:: MATERIAL PROVIDED ::
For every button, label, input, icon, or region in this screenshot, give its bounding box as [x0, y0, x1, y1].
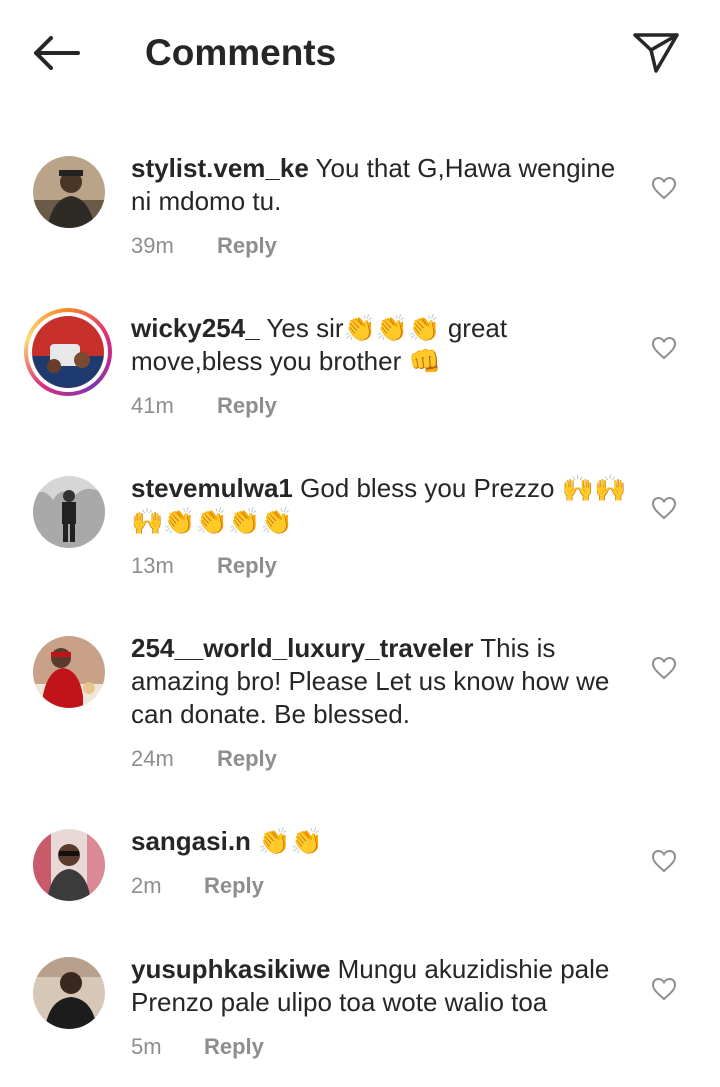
like-button[interactable]	[648, 653, 680, 683]
like-button[interactable]	[648, 493, 680, 523]
comment-meta: 13m Reply	[131, 552, 277, 580]
send-button[interactable]	[628, 28, 684, 78]
page-title: Comments	[145, 32, 337, 73]
comment-text: wicky254_ Yes sir👏👏👏 great move,bless yo…	[131, 312, 631, 378]
heart-icon	[651, 656, 677, 680]
reply-button[interactable]: Reply	[217, 552, 277, 580]
reply-button[interactable]: Reply	[217, 392, 277, 420]
comment-username[interactable]: sangasi.n	[131, 826, 251, 856]
avatar-photo	[33, 957, 105, 1029]
avatar-photo	[32, 316, 104, 388]
reply-button[interactable]: Reply	[204, 872, 264, 900]
avatar[interactable]	[33, 829, 105, 901]
reply-button[interactable]: Reply	[204, 1033, 264, 1061]
heart-icon	[651, 176, 677, 200]
like-button[interactable]	[648, 846, 680, 876]
reply-button[interactable]: Reply	[217, 232, 277, 260]
comment-text: yusuphkasikiwe Mungu akuzidishie pale Pr…	[131, 953, 631, 1019]
comment-message: 👏👏	[250, 826, 323, 856]
comment-time: 24m	[131, 746, 174, 771]
comment-username[interactable]: 254__world_luxury_traveler	[131, 633, 474, 663]
avatar-story-ring[interactable]	[24, 308, 112, 396]
avatar	[32, 316, 104, 388]
comment-time: 2m	[131, 873, 162, 898]
comment-text: stevemulwa1 God bless you Prezzo 🙌🙌🙌👏👏👏👏	[131, 472, 631, 538]
arrow-left-icon	[34, 36, 80, 70]
comment-username[interactable]: yusuphkasikiwe	[131, 954, 330, 984]
like-button[interactable]	[648, 173, 680, 203]
avatar-photo	[33, 829, 105, 901]
like-button[interactable]	[648, 974, 680, 1004]
heart-icon	[651, 496, 677, 520]
avatar[interactable]	[33, 636, 105, 708]
comment-username[interactable]: wicky254_	[131, 313, 260, 343]
comment-time: 13m	[131, 553, 174, 578]
avatar-photo	[33, 156, 105, 228]
comment-username[interactable]: stevemulwa1	[131, 473, 293, 503]
avatar-photo	[33, 476, 105, 548]
comment-time: 41m	[131, 393, 174, 418]
comment-text: 254__world_luxury_traveler This is amazi…	[131, 632, 631, 731]
heart-icon	[651, 336, 677, 360]
avatar[interactable]	[33, 156, 105, 228]
comment-text: sangasi.n 👏👏	[131, 825, 631, 858]
comment-meta: 41m Reply	[131, 392, 277, 420]
back-button[interactable]	[28, 30, 84, 76]
heart-icon	[651, 977, 677, 1001]
comment-username[interactable]: stylist.vem_ke	[131, 153, 309, 183]
avatar[interactable]	[33, 957, 105, 1029]
comment-meta: 2m Reply	[131, 872, 264, 900]
comment-text: stylist.vem_ke You that G,Hawa wengine n…	[131, 152, 631, 218]
heart-icon	[651, 849, 677, 873]
comment-meta: 39m Reply	[131, 232, 277, 260]
comments-header: Comments	[0, 0, 720, 105]
avatar-ring-gap	[28, 312, 108, 392]
comment-meta: 24m Reply	[131, 745, 277, 773]
paper-plane-icon	[633, 33, 679, 73]
reply-button[interactable]: Reply	[217, 745, 277, 773]
comment-meta: 5m Reply	[131, 1033, 264, 1061]
comment-time: 5m	[131, 1034, 162, 1059]
avatar-photo	[33, 636, 105, 708]
avatar[interactable]	[33, 476, 105, 548]
like-button[interactable]	[648, 333, 680, 363]
comment-time: 39m	[131, 233, 174, 258]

:: PROBLEM TO WORK ON ::
Rewrite all of the data above, replacing each "heart-icon" with "like-icon" and changing nothing else. Omit the picture.

:: FINAL ANSWER ::
For every button, label, input, icon, or region in this screenshot, give its bounding box as [x0, y0, x1, y1].
like-button[interactable]	[648, 653, 680, 683]
like-button[interactable]	[648, 493, 680, 523]
comment-meta: 13m Reply	[131, 552, 277, 580]
send-button[interactable]	[628, 28, 684, 78]
page-title: Comments	[145, 32, 337, 73]
comment-text: wicky254_ Yes sir👏👏👏 great move,bless yo…	[131, 312, 631, 378]
like-icon	[651, 656, 677, 680]
reply-button[interactable]: Reply	[217, 552, 277, 580]
reply-button[interactable]: Reply	[217, 392, 277, 420]
comment-username[interactable]: sangasi.n	[131, 826, 251, 856]
avatar-photo	[33, 957, 105, 1029]
avatar-photo	[32, 316, 104, 388]
reply-button[interactable]: Reply	[204, 872, 264, 900]
avatar[interactable]	[33, 829, 105, 901]
reply-button[interactable]: Reply	[204, 1033, 264, 1061]
like-icon	[651, 176, 677, 200]
like-button[interactable]	[648, 846, 680, 876]
reply-button[interactable]: Reply	[217, 232, 277, 260]
comment-text: yusuphkasikiwe Mungu akuzidishie pale Pr…	[131, 953, 631, 1019]
comment-message: 👏👏	[250, 826, 323, 856]
comment-time: 24m	[131, 746, 174, 771]
comment-username[interactable]: 254__world_luxury_traveler	[131, 633, 474, 663]
avatar-story-ring[interactable]	[24, 308, 112, 396]
avatar	[32, 316, 104, 388]
comment-time: 2m	[131, 873, 162, 898]
comment-text: stevemulwa1 God bless you Prezzo 🙌🙌🙌👏👏👏👏	[131, 472, 631, 538]
arrow-left-icon	[34, 36, 80, 70]
comment-username[interactable]: yusuphkasikiwe	[131, 954, 330, 984]
like-button[interactable]	[648, 173, 680, 203]
avatar-photo	[33, 829, 105, 901]
like-button[interactable]	[648, 974, 680, 1004]
like-icon	[651, 496, 677, 520]
avatar[interactable]	[33, 636, 105, 708]
comment-username[interactable]: wicky254_	[131, 313, 260, 343]
comment-time: 13m	[131, 553, 174, 578]
avatar-photo	[33, 156, 105, 228]
comment-username[interactable]: stevemulwa1	[131, 473, 293, 503]
avatar-photo	[33, 476, 105, 548]
comment-time: 41m	[131, 393, 174, 418]
comment-text: 254__world_luxury_traveler This is amazi…	[131, 632, 631, 731]
like-icon	[651, 336, 677, 360]
avatar[interactable]	[33, 156, 105, 228]
comment-text: sangasi.n 👏👏	[131, 825, 631, 858]
comment-meta: 41m Reply	[131, 392, 277, 420]
back-button[interactable]	[28, 30, 84, 76]
like-icon	[651, 977, 677, 1001]
comment-username[interactable]: stylist.vem_ke	[131, 153, 309, 183]
avatar[interactable]	[33, 957, 105, 1029]
comment-meta: 2m Reply	[131, 872, 264, 900]
comment-text: stylist.vem_ke You that G,Hawa wengine n…	[131, 152, 631, 218]
like-icon	[651, 849, 677, 873]
comment-meta: 39m Reply	[131, 232, 277, 260]
comments-header: Comments	[0, 0, 720, 105]
avatar-ring-gap	[28, 312, 108, 392]
comment-meta: 24m Reply	[131, 745, 277, 773]
paper-plane-icon	[633, 33, 679, 73]
reply-button[interactable]: Reply	[217, 745, 277, 773]
comment-meta: 5m Reply	[131, 1033, 264, 1061]
comment-time: 5m	[131, 1034, 162, 1059]
avatar-photo	[33, 636, 105, 708]
avatar[interactable]	[33, 476, 105, 548]
like-button[interactable]	[648, 333, 680, 363]
comment-time: 39m	[131, 233, 174, 258]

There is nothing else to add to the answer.